DIRECTIONS FOR THIS TASK: Identify every line in the records below that contains the word "name", and copy each of those lines.

(Data tied to figure images)
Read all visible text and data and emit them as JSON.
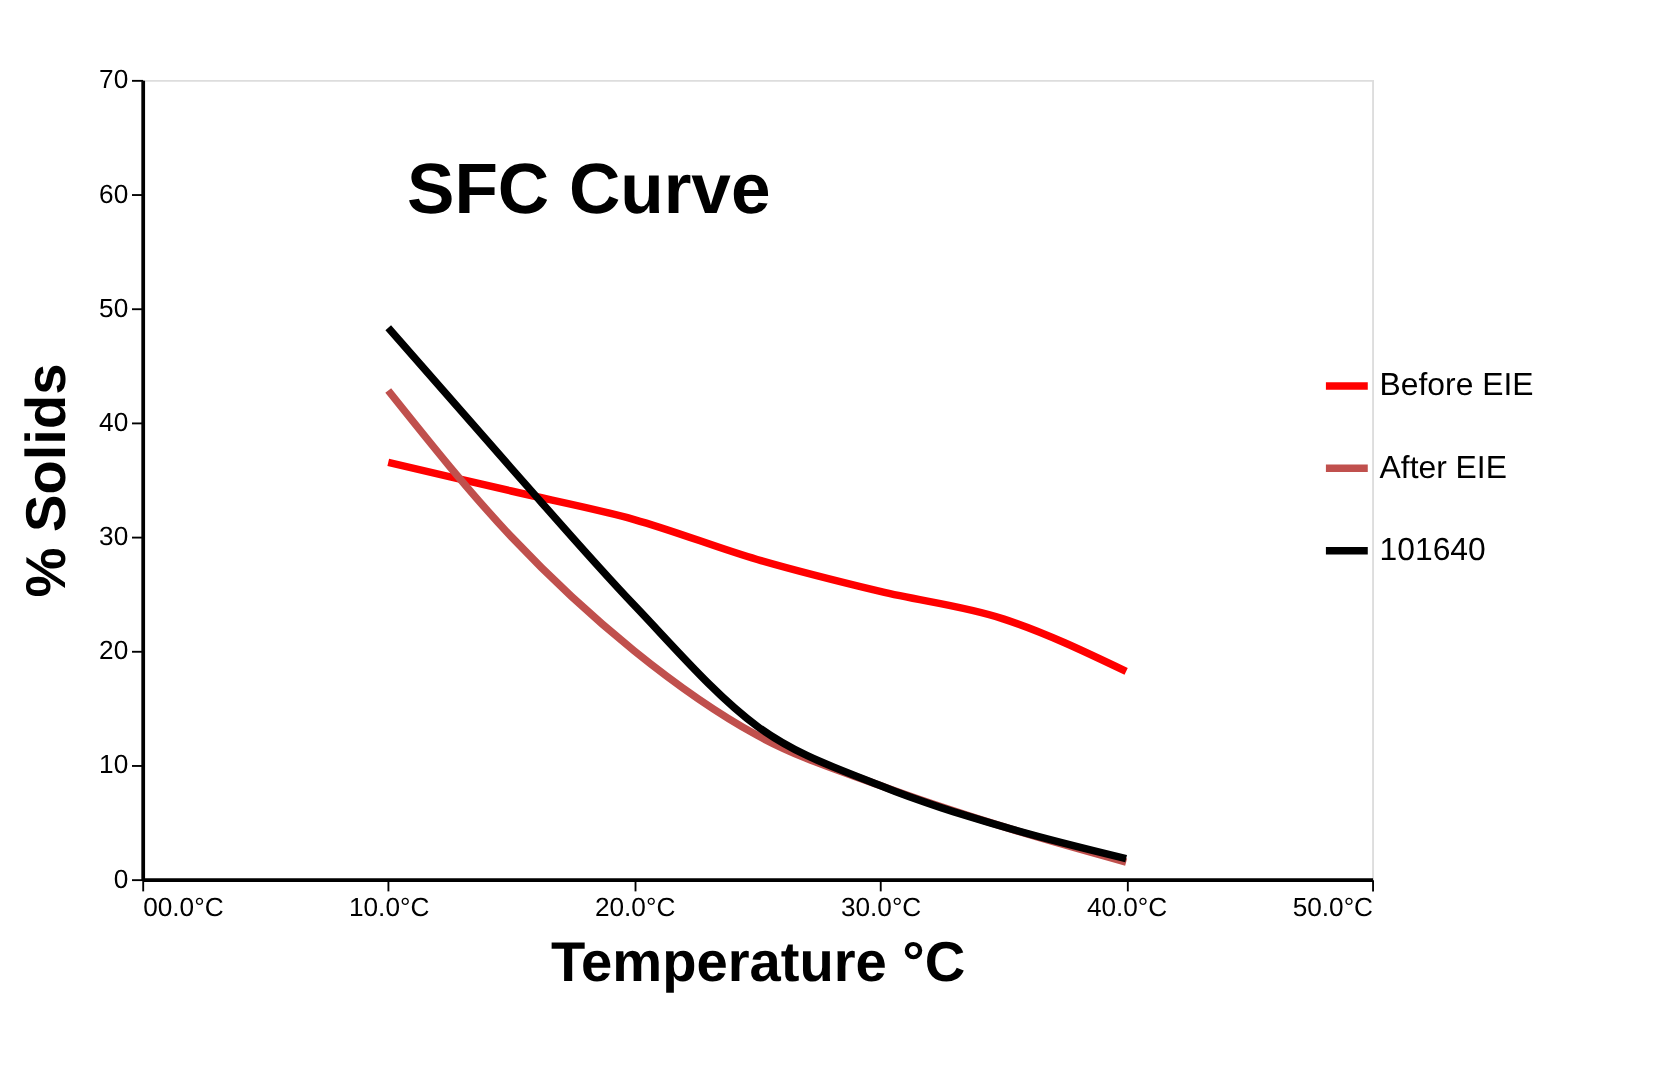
{
  "chart_data": {
    "type": "line",
    "title": "SFC Curve",
    "xlabel": "Temperature °C",
    "ylabel": "% Solids",
    "xlim": [
      0,
      50
    ],
    "xticks": [
      {
        "value": 0,
        "label": "00.0°C"
      },
      {
        "value": 10,
        "label": "10.0°C"
      },
      {
        "value": 20,
        "label": "20.0°C"
      },
      {
        "value": 30,
        "label": "30.0°C"
      },
      {
        "value": 40,
        "label": "40.0°C"
      },
      {
        "value": 50,
        "label": "50.0°C"
      }
    ],
    "ylim": [
      0,
      70
    ],
    "yticks": [
      0,
      10,
      20,
      30,
      40,
      50,
      60,
      70
    ],
    "grid": false,
    "legend": "right",
    "marker": "none",
    "line_style": "solid",
    "x": [
      10,
      15,
      20,
      25,
      30,
      35,
      40
    ],
    "series": [
      {
        "name": "Before EIE",
        "color": "#ff0000",
        "values": [
          36.5,
          34,
          31.5,
          28,
          25.2,
          22.8,
          18.2
        ]
      },
      {
        "name": "After EIE",
        "color": "#c0504d",
        "values": [
          42.8,
          30,
          20,
          12.6,
          8.2,
          4.6,
          1.5
        ]
      },
      {
        "name": "101640",
        "color": "#000000",
        "values": [
          48.3,
          36,
          24,
          13.4,
          8.2,
          4.6,
          1.8
        ]
      }
    ]
  }
}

ANSWER BELOW:
        "name": "Before EIE",
        "name": "After EIE",
        "name": "101640",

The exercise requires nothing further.